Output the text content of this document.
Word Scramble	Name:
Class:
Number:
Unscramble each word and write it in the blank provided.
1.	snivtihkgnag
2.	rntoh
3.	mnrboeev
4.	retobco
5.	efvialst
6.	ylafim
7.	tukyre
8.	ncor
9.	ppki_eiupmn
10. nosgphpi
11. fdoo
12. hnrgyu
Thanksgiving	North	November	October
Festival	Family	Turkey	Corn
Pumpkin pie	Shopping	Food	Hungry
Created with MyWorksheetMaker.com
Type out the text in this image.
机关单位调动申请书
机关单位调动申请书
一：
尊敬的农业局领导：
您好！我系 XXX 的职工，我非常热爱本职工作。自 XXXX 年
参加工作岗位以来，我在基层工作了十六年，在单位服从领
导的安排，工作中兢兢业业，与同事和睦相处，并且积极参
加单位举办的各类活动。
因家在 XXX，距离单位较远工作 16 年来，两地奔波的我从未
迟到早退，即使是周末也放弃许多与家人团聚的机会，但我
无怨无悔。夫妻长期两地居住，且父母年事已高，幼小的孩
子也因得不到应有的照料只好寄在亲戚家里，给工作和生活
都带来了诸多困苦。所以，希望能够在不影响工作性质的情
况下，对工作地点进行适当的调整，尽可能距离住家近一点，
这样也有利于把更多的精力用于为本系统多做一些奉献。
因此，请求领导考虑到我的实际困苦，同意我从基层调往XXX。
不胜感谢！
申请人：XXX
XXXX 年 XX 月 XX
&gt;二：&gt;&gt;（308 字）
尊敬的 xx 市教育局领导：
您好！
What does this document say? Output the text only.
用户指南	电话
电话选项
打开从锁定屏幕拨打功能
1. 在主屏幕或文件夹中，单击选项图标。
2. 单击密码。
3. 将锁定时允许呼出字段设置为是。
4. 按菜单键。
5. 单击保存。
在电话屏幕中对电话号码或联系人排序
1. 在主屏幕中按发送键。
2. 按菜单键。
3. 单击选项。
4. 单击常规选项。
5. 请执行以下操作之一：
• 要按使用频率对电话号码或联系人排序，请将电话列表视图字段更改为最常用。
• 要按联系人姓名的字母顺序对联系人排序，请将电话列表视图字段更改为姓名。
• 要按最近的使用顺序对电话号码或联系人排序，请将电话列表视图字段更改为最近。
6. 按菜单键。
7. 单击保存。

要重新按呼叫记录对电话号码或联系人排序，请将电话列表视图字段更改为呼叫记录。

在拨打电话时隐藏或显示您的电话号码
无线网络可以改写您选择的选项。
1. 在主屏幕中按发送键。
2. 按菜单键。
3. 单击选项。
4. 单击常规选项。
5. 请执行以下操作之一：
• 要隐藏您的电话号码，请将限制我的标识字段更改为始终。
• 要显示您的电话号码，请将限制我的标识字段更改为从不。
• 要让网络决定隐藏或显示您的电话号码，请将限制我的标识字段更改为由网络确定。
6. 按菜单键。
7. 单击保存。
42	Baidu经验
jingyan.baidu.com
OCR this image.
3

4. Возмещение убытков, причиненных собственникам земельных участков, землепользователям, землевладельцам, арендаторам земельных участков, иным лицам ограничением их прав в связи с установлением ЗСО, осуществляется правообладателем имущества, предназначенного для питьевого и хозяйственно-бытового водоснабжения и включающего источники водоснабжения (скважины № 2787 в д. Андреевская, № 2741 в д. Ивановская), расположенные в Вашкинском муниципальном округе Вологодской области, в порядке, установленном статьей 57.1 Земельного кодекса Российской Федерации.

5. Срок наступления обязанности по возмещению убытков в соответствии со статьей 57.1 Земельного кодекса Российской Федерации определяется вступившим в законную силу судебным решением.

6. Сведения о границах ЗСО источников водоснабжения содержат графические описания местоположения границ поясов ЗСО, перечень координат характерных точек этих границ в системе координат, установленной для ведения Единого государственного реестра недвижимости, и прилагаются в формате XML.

| Objective |
Each entry above needs to be retyped exactly.

| Task response |
Output the text content of this document.
Word Scramble	Name:
Class:
Number:
Unscramble each word and write it in the blank provided.
1.	snivtihkgnag
2.	rntoh
3.	mnrboeev
4.	retobco
5.	efvialst
6.	ylafim
7.	tukyre
8.	ncor
9.	ppki_eiupmn
10. nosgphpi
11. fdoo
12. hnrgyu
Thanksgiving	North	November	October
Festival	Family	Turkey	Corn
Pumpkin pie	Shopping	Food	Hungry
Created with MyWorksheetMaker.com
Type out the text in this image.
机关单位调动申请书
机关单位调动申请书
一：
尊敬的农业局领导：
您好！我系 XXX 的职工，我非常热爱本职工作。自 XXXX 年
参加工作岗位以来，我在基层工作了十六年，在单位服从领
导的安排，工作中兢兢业业，与同事和睦相处，并且积极参
加单位举办的各类活动。
因家在 XXX，距离单位较远工作 16 年来，两地奔波的我从未
迟到早退，即使是周末也放弃许多与家人团聚的机会，但我
无怨无悔。夫妻长期两地居住，且父母年事已高，幼小的孩
子也因得不到应有的照料只好寄在亲戚家里，给工作和生活
都带来了诸多困苦。所以，希望能够在不影响工作性质的情
况下，对工作地点进行适当的调整，尽可能距离住家近一点，
这样也有利于把更多的精力用于为本系统多做一些奉献。
因此，请求领导考虑到我的实际困苦，同意我从基层调往XXX。
不胜感谢！
申请人：XXX
XXXX 年 XX 月 XX
&gt;二：&gt;&gt;（308 字）
尊敬的 xx 市教育局领导：
您好！
What does this document say? Output the text only.
用户指南	电话
电话选项
打开从锁定屏幕拨打功能
1. 在主屏幕或文件夹中，单击选项图标。
2. 单击密码。
3. 将锁定时允许呼出字段设置为是。
4. 按菜单键。
5. 单击保存。
在电话屏幕中对电话号码或联系人排序
1. 在主屏幕中按发送键。
2. 按菜单键。
3. 单击选项。
4. 单击常规选项。
5. 请执行以下操作之一：
• 要按使用频率对电话号码或联系人排序，请将电话列表视图字段更改为最常用。
• 要按联系人姓名的字母顺序对联系人排序，请将电话列表视图字段更改为姓名。
• 要按最近的使用顺序对电话号码或联系人排序，请将电话列表视图字段更改为最近。
6. 按菜单键。
7. 单击保存。

要重新按呼叫记录对电话号码或联系人排序，请将电话列表视图字段更改为呼叫记录。

在拨打电话时隐藏或显示您的电话号码
无线网络可以改写您选择的选项。
1. 在主屏幕中按发送键。
2. 按菜单键。
3. 单击选项。
4. 单击常规选项。
5. 请执行以下操作之一：
• 要隐藏您的电话号码，请将限制我的标识字段更改为始终。
• 要显示您的电话号码，请将限制我的标识字段更改为从不。
• 要让网络决定隐藏或显示您的电话号码，请将限制我的标识字段更改为由网络确定。
6. 按菜单键。
7. 单击保存。
42	Baidu经验
jingyan.baidu.com
OCR this image.
3

4. Возмещение убытков, причиненных собственникам земельных участков, землепользователям, землевладельцам, арендаторам земельных участков, иным лицам ограничением их прав в связи с установлением ЗСО, осуществляется правообладателем имущества, предназначенного для питьевого и хозяйственно-бытового водоснабжения и включающего источники водоснабжения (скважины № 2787 в д. Андреевская, № 2741 в д. Ивановская), расположенные в Вашкинском муниципальном округе Вологодской области, в порядке, установленном статьей 57.1 Земельного кодекса Российской Федерации.

5. Срок наступления обязанности по возмещению убытков в соответствии со статьей 57.1 Земельного кодекса Российской Федерации определяется вступившим в законную силу судебным решением.

6. Сведения о границах ЗСО источников водоснабжения содержат графические описания местоположения границ поясов ЗСО, перечень координат характерных точек этих границ в системе координат, установленной для ведения Единого государственного реестра недвижимости, и прилагаются в формате XML.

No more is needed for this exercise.